Reproduce the entries word for word, beginning at the line that contains "row-label: D2, D3 [54, 301, 113, 323]" and stopping after the line that contains "footer-prefix: Min. hodnota".

##### MATERIAL SUPPLIED #####

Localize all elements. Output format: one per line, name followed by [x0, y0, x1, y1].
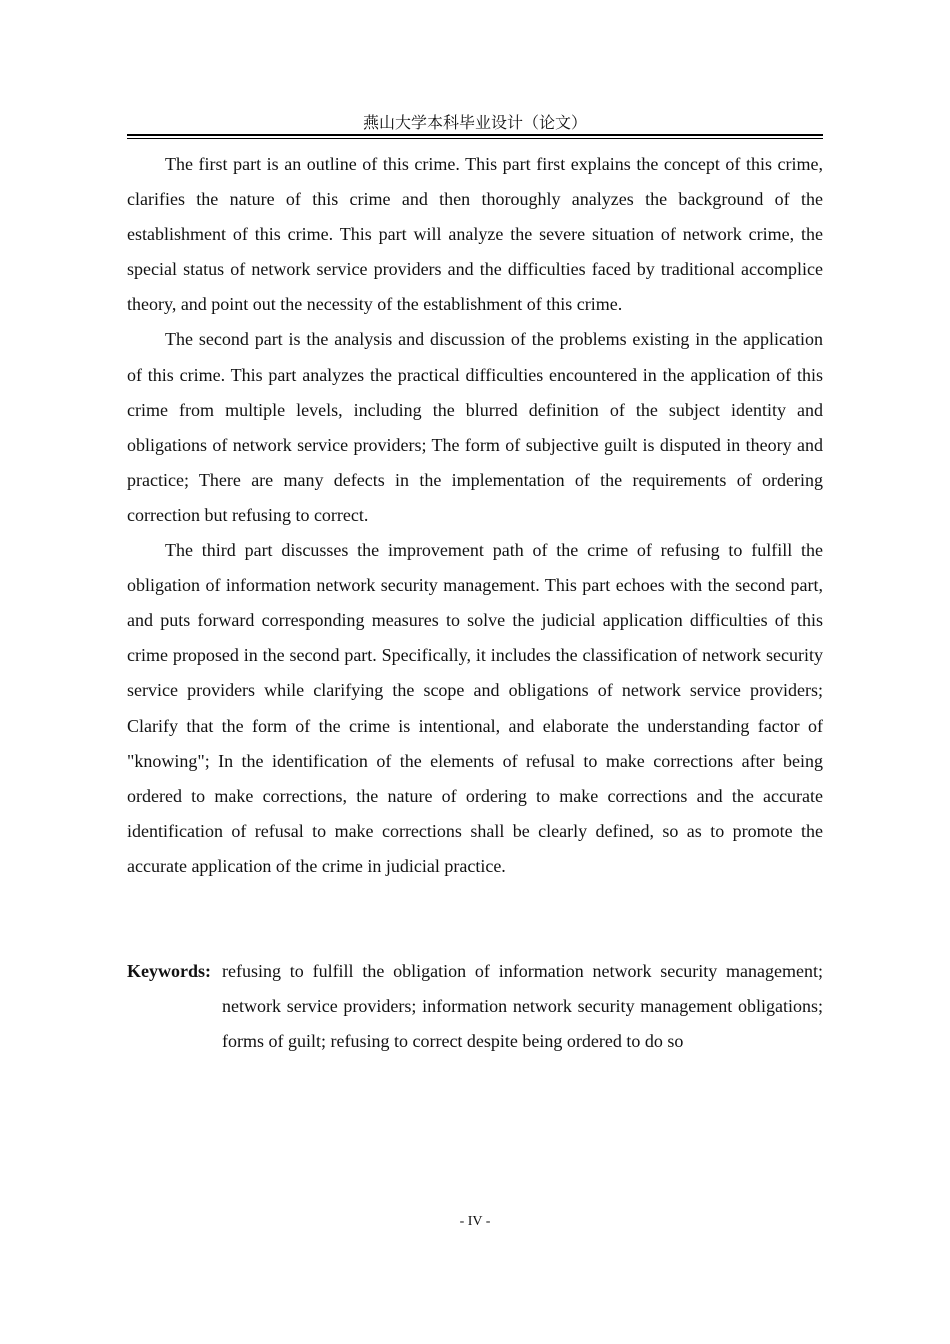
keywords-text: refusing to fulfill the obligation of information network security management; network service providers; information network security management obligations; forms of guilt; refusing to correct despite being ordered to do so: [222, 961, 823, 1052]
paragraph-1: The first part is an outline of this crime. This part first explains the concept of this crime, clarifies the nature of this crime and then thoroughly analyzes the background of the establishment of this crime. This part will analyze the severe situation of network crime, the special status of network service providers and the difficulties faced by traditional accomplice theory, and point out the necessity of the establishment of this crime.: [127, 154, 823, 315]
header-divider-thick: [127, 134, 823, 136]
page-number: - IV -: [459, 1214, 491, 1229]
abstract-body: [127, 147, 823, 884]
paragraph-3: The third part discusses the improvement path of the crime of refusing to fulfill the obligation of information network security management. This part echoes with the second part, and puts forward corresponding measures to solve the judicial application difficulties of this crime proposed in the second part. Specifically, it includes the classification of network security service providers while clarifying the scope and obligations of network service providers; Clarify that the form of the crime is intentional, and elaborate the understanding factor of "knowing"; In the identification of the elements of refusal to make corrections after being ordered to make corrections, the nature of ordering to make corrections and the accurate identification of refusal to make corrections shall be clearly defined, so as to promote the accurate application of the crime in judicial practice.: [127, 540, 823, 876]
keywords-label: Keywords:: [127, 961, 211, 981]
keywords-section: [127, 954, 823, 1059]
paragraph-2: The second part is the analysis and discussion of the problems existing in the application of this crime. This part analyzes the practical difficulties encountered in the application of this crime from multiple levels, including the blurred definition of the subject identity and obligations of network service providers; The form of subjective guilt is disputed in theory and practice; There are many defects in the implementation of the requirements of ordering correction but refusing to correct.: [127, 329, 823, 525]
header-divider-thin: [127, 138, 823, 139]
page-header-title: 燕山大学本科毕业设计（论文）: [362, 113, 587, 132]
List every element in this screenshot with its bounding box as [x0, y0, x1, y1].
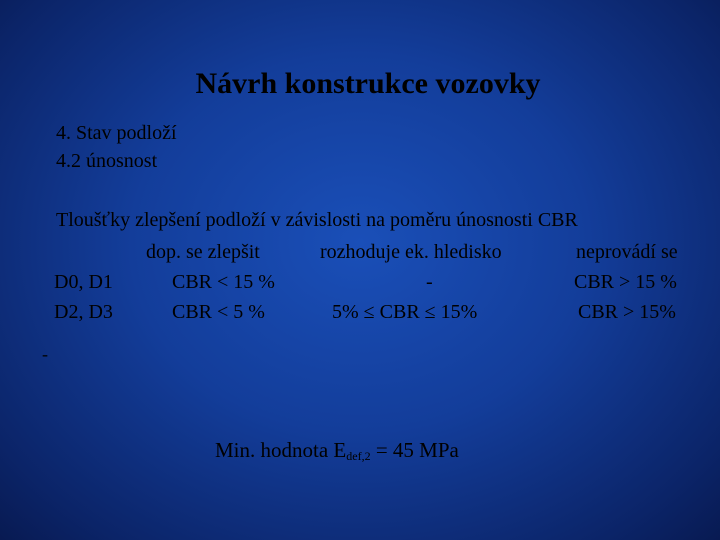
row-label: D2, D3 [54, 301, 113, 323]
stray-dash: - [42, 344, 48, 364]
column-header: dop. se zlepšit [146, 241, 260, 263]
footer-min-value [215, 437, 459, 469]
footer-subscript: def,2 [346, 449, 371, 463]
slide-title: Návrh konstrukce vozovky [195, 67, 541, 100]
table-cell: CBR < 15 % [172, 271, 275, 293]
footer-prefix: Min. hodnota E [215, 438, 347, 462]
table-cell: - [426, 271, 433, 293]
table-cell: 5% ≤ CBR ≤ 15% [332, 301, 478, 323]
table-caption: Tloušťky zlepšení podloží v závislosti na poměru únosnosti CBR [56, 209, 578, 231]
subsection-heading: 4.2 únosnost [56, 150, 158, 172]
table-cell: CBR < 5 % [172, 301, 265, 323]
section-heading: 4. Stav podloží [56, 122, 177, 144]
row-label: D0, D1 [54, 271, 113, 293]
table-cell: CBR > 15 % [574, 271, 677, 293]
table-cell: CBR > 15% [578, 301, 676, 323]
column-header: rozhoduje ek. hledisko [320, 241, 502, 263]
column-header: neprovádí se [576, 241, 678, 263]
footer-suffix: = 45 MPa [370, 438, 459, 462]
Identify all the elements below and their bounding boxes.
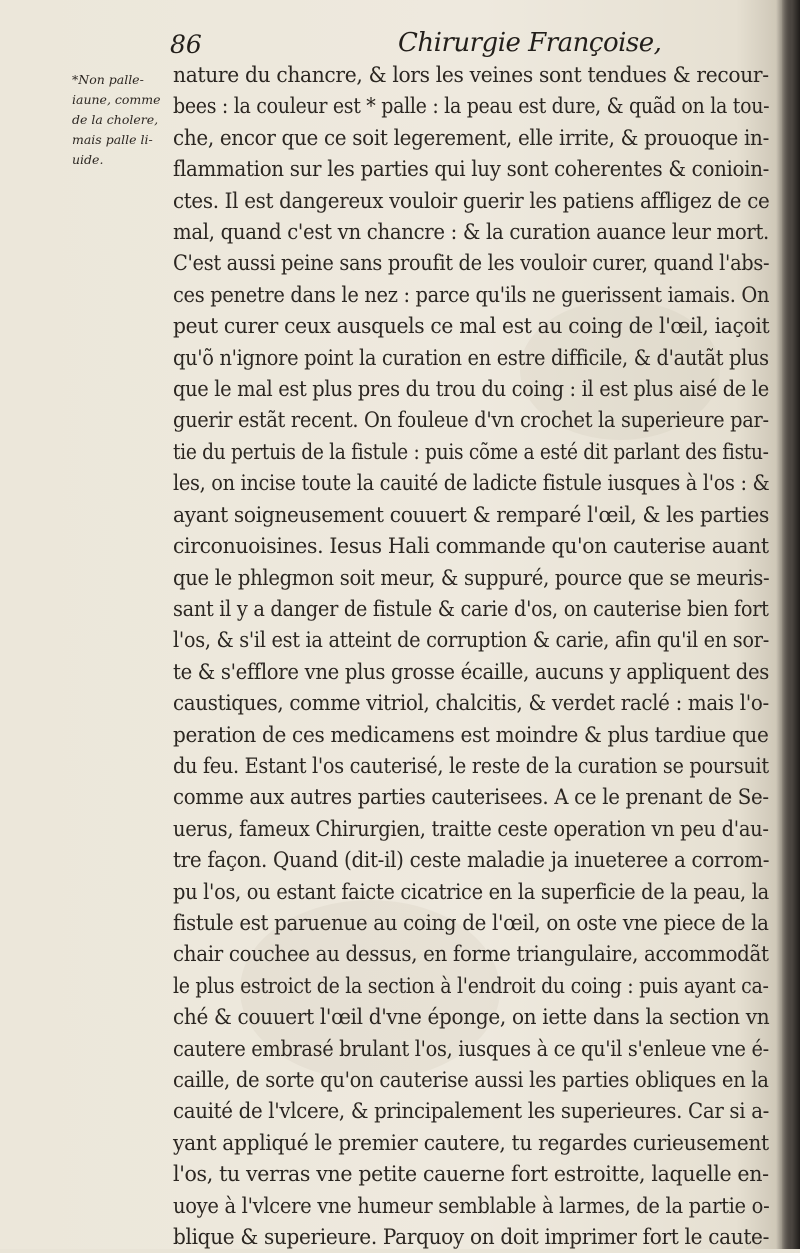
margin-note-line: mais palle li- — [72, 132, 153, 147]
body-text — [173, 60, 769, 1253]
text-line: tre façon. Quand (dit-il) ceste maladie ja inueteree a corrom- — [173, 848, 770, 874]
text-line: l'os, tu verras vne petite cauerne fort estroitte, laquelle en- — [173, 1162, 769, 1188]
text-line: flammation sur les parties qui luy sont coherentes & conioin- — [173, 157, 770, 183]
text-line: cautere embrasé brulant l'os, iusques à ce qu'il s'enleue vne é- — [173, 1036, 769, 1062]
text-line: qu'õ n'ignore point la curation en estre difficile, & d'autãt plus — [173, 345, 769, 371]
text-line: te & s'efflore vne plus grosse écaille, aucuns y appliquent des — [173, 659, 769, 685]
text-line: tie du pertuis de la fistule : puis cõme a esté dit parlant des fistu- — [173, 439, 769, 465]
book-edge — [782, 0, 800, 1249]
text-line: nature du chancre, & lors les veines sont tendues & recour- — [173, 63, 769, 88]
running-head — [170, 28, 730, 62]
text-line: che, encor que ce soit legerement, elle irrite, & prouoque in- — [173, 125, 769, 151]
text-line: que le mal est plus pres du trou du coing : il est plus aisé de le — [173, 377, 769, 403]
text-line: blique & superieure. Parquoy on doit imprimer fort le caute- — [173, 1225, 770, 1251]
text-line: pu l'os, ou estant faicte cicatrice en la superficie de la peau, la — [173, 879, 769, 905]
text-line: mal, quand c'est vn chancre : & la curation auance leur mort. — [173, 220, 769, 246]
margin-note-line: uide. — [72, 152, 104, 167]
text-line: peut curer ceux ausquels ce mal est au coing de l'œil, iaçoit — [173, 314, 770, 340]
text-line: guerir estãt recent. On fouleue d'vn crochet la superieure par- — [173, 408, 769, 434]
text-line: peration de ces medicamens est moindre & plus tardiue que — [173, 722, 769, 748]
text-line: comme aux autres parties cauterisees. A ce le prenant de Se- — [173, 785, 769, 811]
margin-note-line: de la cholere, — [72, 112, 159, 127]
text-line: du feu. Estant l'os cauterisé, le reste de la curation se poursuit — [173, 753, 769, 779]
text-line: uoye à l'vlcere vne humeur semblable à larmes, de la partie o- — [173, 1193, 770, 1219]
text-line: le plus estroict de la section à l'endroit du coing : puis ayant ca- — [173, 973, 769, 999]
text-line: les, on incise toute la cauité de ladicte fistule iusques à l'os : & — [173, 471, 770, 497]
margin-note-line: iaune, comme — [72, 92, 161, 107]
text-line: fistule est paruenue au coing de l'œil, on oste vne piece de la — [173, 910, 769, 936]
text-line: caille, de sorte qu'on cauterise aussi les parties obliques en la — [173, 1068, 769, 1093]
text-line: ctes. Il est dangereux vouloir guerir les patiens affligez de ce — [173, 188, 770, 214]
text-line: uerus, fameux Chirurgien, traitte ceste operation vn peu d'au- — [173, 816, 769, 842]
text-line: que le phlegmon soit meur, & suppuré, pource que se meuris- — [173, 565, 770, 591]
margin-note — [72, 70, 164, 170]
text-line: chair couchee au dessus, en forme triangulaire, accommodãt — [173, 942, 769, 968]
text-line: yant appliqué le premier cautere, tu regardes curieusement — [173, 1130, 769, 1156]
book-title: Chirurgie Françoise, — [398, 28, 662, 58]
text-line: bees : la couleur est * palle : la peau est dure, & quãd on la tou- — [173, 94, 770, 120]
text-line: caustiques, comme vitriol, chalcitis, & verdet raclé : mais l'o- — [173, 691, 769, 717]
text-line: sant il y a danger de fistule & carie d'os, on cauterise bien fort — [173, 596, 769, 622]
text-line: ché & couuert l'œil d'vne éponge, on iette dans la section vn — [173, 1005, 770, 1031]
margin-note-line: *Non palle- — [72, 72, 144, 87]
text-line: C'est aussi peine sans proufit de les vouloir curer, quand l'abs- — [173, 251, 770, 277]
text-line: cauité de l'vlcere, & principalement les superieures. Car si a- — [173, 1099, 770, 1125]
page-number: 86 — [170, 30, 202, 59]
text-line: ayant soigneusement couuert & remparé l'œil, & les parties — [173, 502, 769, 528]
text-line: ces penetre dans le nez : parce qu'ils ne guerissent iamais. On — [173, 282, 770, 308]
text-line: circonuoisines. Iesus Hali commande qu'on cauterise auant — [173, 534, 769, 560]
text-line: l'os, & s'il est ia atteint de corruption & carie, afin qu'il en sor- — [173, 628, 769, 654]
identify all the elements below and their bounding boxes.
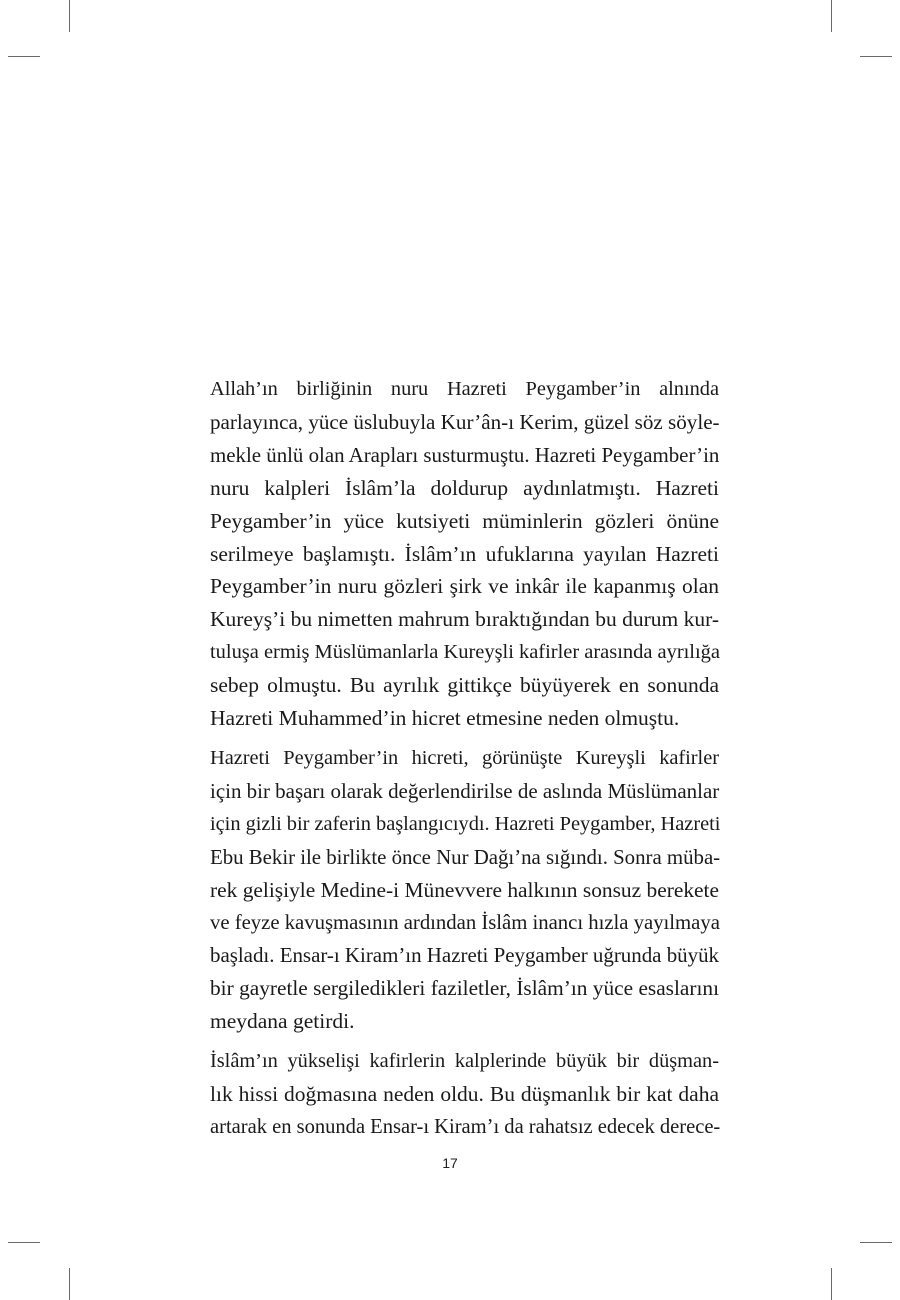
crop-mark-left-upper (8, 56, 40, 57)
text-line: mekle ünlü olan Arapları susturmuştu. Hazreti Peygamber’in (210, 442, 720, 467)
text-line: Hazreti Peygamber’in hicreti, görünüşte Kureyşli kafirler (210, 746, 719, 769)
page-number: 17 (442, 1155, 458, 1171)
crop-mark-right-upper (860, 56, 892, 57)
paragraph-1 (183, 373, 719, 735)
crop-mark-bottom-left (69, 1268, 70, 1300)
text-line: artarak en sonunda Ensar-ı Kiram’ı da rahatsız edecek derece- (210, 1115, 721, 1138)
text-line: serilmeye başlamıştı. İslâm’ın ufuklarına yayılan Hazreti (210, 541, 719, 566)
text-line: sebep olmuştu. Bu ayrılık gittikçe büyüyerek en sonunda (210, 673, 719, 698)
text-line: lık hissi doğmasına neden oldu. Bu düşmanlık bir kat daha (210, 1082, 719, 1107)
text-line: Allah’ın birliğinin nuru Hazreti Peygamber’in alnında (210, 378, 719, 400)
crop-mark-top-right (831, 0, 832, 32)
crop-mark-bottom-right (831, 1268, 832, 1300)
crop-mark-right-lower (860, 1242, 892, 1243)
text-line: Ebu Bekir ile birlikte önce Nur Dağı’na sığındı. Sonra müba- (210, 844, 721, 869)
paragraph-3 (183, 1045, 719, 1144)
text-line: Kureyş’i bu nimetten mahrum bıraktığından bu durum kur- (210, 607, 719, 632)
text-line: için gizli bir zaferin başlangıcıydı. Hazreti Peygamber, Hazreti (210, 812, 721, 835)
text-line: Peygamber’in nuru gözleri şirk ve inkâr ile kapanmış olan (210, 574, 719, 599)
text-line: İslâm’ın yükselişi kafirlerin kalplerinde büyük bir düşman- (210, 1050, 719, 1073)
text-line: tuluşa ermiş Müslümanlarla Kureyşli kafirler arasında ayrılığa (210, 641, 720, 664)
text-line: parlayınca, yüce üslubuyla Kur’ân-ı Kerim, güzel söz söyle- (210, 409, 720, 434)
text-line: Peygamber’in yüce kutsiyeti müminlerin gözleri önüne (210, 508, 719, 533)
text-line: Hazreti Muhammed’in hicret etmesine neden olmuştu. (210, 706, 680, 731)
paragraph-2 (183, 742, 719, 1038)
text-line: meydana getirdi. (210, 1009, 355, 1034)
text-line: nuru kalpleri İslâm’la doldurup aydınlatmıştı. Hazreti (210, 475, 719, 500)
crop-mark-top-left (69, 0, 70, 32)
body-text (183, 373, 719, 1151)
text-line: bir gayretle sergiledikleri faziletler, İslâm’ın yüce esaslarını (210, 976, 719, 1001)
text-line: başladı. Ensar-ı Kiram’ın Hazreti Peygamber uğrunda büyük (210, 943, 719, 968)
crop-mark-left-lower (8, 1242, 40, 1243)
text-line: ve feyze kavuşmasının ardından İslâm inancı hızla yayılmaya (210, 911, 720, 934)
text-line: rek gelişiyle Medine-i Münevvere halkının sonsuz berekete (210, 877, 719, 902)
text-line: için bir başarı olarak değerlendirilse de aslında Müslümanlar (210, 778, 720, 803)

#####

FINAL ANSWER
row-label: D2, D3 [54, 301, 113, 323]
stray-dash: - [42, 344, 48, 364]
column-header: dop. se zlepšit [146, 241, 260, 263]
footer-min-value [215, 437, 459, 469]
footer-subscript: def,2 [346, 449, 371, 463]
slide-title: Návrh konstrukce vozovky [195, 67, 541, 100]
table-cell: CBR < 15 % [172, 271, 275, 293]
footer-prefix: Min. hodnota E [215, 438, 347, 462]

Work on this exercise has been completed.